▶ _SHORT PROBLEM_
Reproduce all entries verbatim, with nothing added or dropped.
-------- SOURCE RECORDS --------
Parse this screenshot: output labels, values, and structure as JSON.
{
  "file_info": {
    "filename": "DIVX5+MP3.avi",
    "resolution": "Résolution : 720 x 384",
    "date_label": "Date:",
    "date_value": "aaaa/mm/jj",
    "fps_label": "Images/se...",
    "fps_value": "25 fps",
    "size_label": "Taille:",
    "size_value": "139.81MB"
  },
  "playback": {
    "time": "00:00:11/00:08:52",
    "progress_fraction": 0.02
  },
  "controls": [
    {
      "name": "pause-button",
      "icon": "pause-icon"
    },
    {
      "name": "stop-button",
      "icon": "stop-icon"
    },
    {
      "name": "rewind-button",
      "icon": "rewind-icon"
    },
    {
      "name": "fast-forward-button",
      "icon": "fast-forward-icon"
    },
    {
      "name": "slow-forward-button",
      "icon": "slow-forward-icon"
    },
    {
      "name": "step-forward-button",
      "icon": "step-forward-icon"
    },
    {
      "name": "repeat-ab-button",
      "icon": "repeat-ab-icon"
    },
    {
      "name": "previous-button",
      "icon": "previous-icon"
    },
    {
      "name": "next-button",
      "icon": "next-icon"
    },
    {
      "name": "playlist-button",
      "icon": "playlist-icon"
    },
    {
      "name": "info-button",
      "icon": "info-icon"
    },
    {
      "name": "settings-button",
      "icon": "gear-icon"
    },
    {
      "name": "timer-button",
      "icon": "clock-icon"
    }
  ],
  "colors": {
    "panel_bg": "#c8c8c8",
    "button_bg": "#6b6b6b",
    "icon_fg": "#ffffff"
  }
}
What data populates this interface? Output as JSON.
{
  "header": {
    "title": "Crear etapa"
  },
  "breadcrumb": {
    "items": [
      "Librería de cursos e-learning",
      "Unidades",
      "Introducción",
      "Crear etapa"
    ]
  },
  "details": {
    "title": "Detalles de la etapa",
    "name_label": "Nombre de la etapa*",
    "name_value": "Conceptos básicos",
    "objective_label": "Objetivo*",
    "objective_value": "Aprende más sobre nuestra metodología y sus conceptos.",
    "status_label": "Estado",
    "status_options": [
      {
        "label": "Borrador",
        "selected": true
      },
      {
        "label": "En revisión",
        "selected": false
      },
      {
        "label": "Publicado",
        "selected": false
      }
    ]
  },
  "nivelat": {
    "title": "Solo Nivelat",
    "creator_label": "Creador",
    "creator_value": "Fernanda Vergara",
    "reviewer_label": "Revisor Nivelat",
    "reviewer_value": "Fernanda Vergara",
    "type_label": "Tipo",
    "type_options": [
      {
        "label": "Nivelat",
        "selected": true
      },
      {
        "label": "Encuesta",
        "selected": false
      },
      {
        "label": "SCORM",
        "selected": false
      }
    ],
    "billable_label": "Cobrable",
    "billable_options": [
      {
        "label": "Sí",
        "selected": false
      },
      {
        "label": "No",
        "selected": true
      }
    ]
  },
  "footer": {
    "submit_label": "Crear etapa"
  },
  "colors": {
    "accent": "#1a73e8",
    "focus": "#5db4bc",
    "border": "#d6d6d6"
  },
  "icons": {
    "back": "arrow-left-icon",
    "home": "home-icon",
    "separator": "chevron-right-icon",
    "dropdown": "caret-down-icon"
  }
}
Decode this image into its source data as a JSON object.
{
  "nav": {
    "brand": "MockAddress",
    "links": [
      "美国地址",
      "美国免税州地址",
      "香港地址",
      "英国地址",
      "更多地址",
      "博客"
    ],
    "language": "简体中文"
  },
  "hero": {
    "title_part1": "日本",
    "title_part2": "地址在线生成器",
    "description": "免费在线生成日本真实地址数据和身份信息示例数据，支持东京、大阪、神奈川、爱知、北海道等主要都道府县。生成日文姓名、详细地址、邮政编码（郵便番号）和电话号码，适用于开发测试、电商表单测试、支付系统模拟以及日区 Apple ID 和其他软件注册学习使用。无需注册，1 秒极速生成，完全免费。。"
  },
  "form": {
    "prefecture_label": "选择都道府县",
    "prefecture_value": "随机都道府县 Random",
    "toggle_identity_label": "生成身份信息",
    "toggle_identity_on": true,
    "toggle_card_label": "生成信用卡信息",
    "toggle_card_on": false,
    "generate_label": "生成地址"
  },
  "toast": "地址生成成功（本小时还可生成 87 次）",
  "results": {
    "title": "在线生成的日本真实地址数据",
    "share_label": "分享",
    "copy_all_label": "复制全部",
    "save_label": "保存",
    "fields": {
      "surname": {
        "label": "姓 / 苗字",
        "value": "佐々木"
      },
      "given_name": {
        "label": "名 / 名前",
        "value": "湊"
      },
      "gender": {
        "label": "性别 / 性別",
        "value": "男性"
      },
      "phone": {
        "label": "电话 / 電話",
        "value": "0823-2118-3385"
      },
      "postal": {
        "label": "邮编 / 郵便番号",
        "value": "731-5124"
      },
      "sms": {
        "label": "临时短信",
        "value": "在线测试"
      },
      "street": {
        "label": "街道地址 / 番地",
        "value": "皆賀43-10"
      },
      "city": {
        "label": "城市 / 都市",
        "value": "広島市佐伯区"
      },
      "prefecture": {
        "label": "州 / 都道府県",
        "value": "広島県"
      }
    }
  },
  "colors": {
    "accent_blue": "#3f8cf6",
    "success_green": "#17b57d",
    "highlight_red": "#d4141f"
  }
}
--------
▶ _WORKED SOLUTION_
Parse this screenshot: output labels, values, and structure as JSON.
{
  "file_info": {
    "filename": "DIVX5+MP3.avi",
    "resolution": "Résolution : 720 x 384",
    "date_label": "Date:",
    "date_value": "aaaa/mm/jj",
    "fps_label": "Images/se...",
    "fps_value": "25 fps",
    "size_label": "Taille:",
    "size_value": "139.81MB"
  },
  "playback": {
    "time": "00:00:11/00:08:52",
    "progress_fraction": 0.02
  },
  "controls": [
    {
      "name": "pause-button",
      "icon": "pause-icon"
    },
    {
      "name": "stop-button",
      "icon": "stop-icon"
    },
    {
      "name": "rewind-button",
      "icon": "rewind-icon"
    },
    {
      "name": "fast-forward-button",
      "icon": "fast-forward-icon"
    },
    {
      "name": "slow-forward-button",
      "icon": "slow-forward-icon"
    },
    {
      "name": "step-forward-button",
      "icon": "step-forward-icon"
    },
    {
      "name": "repeat-ab-button",
      "icon": "repeat-ab-icon"
    },
    {
      "name": "previous-button",
      "icon": "previous-icon"
    },
    {
      "name": "next-button",
      "icon": "next-icon"
    },
    {
      "name": "playlist-button",
      "icon": "playlist-icon"
    },
    {
      "name": "info-button",
      "icon": "info-icon"
    },
    {
      "name": "settings-button",
      "icon": "gear-icon"
    },
    {
      "name": "timer-button",
      "icon": "clock-icon"
    }
  ],
  "colors": {
    "panel_bg": "#c8c8c8",
    "button_bg": "#6b6b6b",
    "icon_fg": "#ffffff"
  }
}
What data populates this interface? Output as JSON.
{
  "header": {
    "title": "Crear etapa"
  },
  "breadcrumb": {
    "items": [
      "Librería de cursos e-learning",
      "Unidades",
      "Introducción",
      "Crear etapa"
    ]
  },
  "details": {
    "title": "Detalles de la etapa",
    "name_label": "Nombre de la etapa*",
    "name_value": "Conceptos básicos",
    "objective_label": "Objetivo*",
    "objective_value": "Aprende más sobre nuestra metodología y sus conceptos.",
    "status_label": "Estado",
    "status_options": [
      {
        "label": "Borrador",
        "selected": true
      },
      {
        "label": "En revisión",
        "selected": false
      },
      {
        "label": "Publicado",
        "selected": false
      }
    ]
  },
  "nivelat": {
    "title": "Solo Nivelat",
    "creator_label": "Creador",
    "creator_value": "Fernanda Vergara",
    "reviewer_label": "Revisor Nivelat",
    "reviewer_value": "Fernanda Vergara",
    "type_label": "Tipo",
    "type_options": [
      {
        "label": "Nivelat",
        "selected": true
      },
      {
        "label": "Encuesta",
        "selected": false
      },
      {
        "label": "SCORM",
        "selected": false
      }
    ],
    "billable_label": "Cobrable",
    "billable_options": [
      {
        "label": "Sí",
        "selected": false
      },
      {
        "label": "No",
        "selected": true
      }
    ]
  },
  "footer": {
    "submit_label": "Crear etapa"
  },
  "colors": {
    "accent": "#1a73e8",
    "focus": "#5db4bc",
    "border": "#d6d6d6"
  },
  "icons": {
    "back": "arrow-left-icon",
    "home": "home-icon",
    "separator": "chevron-right-icon",
    "dropdown": "caret-down-icon"
  }
}
Decode this image into its source data as a JSON object.
{
  "nav": {
    "brand": "MockAddress",
    "links": [
      "美国地址",
      "美国免税州地址",
      "香港地址",
      "英国地址",
      "更多地址",
      "博客"
    ],
    "language": "简体中文"
  },
  "hero": {
    "title_part1": "日本",
    "title_part2": "地址在线生成器",
    "description": "免费在线生成日本真实地址数据和身份信息示例数据，支持东京、大阪、神奈川、爱知、北海道等主要都道府县。生成日文姓名、详细地址、邮政编码（郵便番号）和电话号码，适用于开发测试、电商表单测试、支付系统模拟以及日区 Apple ID 和其他软件注册学习使用。无需注册，1 秒极速生成，完全免费。。"
  },
  "form": {
    "prefecture_label": "选择都道府县",
    "prefecture_value": "随机都道府县 Random",
    "toggle_identity_label": "生成身份信息",
    "toggle_identity_on": true,
    "toggle_card_label": "生成信用卡信息",
    "toggle_card_on": false,
    "generate_label": "生成地址"
  },
  "toast": "地址生成成功（本小时还可生成 87 次）",
  "results": {
    "title": "在线生成的日本真实地址数据",
    "share_label": "分享",
    "copy_all_label": "复制全部",
    "save_label": "保存",
    "fields": {
      "surname": {
        "label": "姓 / 苗字",
        "value": "佐々木"
      },
      "given_name": {
        "label": "名 / 名前",
        "value": "湊"
      },
      "gender": {
        "label": "性别 / 性別",
        "value": "男性"
      },
      "phone": {
        "label": "电话 / 電話",
        "value": "0823-2118-3385"
      },
      "postal": {
        "label": "邮编 / 郵便番号",
        "value": "731-5124"
      },
      "sms": {
        "label": "临时短信",
        "value": "在线测试"
      },
      "street": {
        "label": "街道地址 / 番地",
        "value": "皆賀43-10"
      },
      "city": {
        "label": "城市 / 都市",
        "value": "広島市佐伯区"
      },
      "prefecture": {
        "label": "州 / 都道府県",
        "value": "広島県"
      }
    }
  },
  "colors": {
    "accent_blue": "#3f8cf6",
    "success_green": "#17b57d",
    "highlight_red": "#d4141f"
  }
}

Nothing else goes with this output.